**Given task:** Convert the lines from the start of the entries through the line containing "x-tick-label-3: Almirante: [740, 519, 791, 533]" into a JSON list of strings, one string per line, leaving out any blank lines.

Layout dataset entries
______
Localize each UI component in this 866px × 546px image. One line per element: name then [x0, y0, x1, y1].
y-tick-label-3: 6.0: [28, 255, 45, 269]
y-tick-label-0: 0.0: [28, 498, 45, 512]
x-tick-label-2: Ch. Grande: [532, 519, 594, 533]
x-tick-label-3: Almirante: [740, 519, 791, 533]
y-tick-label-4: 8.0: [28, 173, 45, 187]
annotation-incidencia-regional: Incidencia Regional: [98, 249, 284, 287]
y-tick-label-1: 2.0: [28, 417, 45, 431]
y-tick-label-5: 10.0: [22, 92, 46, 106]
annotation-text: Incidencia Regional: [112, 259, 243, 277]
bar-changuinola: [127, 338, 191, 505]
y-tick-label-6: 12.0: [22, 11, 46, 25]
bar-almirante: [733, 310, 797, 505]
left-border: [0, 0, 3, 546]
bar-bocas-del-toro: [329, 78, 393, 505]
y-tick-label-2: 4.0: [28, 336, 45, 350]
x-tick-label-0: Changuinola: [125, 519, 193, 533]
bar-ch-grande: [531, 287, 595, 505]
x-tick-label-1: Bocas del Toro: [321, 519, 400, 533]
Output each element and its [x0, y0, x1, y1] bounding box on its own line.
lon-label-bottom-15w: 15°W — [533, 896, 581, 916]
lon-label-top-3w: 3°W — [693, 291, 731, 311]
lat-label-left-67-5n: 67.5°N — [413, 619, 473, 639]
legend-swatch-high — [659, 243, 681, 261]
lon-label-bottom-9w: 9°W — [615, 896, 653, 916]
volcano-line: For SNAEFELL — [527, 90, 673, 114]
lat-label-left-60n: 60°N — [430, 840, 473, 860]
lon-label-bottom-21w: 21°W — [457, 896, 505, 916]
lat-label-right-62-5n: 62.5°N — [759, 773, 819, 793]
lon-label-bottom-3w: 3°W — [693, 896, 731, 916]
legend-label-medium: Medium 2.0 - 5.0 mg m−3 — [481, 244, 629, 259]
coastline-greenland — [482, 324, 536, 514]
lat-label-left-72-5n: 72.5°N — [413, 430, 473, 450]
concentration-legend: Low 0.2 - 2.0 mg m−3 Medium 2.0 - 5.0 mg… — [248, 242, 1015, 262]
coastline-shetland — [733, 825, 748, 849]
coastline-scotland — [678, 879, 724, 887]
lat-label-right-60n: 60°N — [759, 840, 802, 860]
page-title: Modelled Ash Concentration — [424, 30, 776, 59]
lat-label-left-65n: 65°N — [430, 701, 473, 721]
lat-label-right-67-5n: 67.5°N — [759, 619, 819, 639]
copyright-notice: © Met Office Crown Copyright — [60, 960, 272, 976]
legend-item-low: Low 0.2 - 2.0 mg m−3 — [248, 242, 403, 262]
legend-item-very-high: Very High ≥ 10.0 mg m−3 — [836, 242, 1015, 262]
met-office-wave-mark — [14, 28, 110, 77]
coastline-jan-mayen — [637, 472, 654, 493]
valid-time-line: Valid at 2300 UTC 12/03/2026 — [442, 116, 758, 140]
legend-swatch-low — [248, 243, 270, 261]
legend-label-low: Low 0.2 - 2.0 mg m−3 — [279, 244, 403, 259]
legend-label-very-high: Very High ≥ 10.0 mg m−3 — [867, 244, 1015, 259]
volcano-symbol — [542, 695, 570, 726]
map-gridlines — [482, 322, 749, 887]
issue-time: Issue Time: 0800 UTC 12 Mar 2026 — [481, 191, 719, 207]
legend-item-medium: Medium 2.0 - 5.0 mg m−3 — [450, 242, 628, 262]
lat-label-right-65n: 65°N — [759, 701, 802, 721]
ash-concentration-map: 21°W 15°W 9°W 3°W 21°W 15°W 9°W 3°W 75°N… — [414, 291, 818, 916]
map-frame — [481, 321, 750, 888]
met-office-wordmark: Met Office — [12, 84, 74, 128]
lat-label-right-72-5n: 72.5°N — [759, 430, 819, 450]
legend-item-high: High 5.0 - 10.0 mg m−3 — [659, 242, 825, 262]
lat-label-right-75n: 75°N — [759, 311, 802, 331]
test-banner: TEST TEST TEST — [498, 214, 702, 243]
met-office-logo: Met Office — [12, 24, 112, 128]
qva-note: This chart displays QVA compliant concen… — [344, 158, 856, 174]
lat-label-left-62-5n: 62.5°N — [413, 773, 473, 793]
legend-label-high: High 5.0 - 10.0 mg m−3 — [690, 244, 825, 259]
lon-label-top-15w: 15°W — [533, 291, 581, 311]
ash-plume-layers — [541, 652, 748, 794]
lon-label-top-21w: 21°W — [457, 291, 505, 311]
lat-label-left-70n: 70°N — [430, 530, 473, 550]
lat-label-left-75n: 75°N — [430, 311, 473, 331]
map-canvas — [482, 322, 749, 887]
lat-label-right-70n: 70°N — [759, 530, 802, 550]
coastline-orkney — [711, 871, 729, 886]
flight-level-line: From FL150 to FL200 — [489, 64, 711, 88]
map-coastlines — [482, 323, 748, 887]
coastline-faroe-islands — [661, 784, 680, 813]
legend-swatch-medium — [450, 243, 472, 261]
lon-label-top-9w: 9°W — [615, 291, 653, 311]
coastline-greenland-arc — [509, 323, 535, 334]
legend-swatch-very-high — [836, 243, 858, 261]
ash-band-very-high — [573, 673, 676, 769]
______
**Reply:**
[
  "Localize each UI component in this 866px × 546px image. One line per element: name then [x0, y0, x1, y1].",
  "y-tick-label-3: 6.0: [28, 255, 45, 269]",
  "y-tick-label-0: 0.0: [28, 498, 45, 512]",
  "x-tick-label-2: Ch. Grande: [532, 519, 594, 533]",
  "x-tick-label-3: Almirante: [740, 519, 791, 533]"
]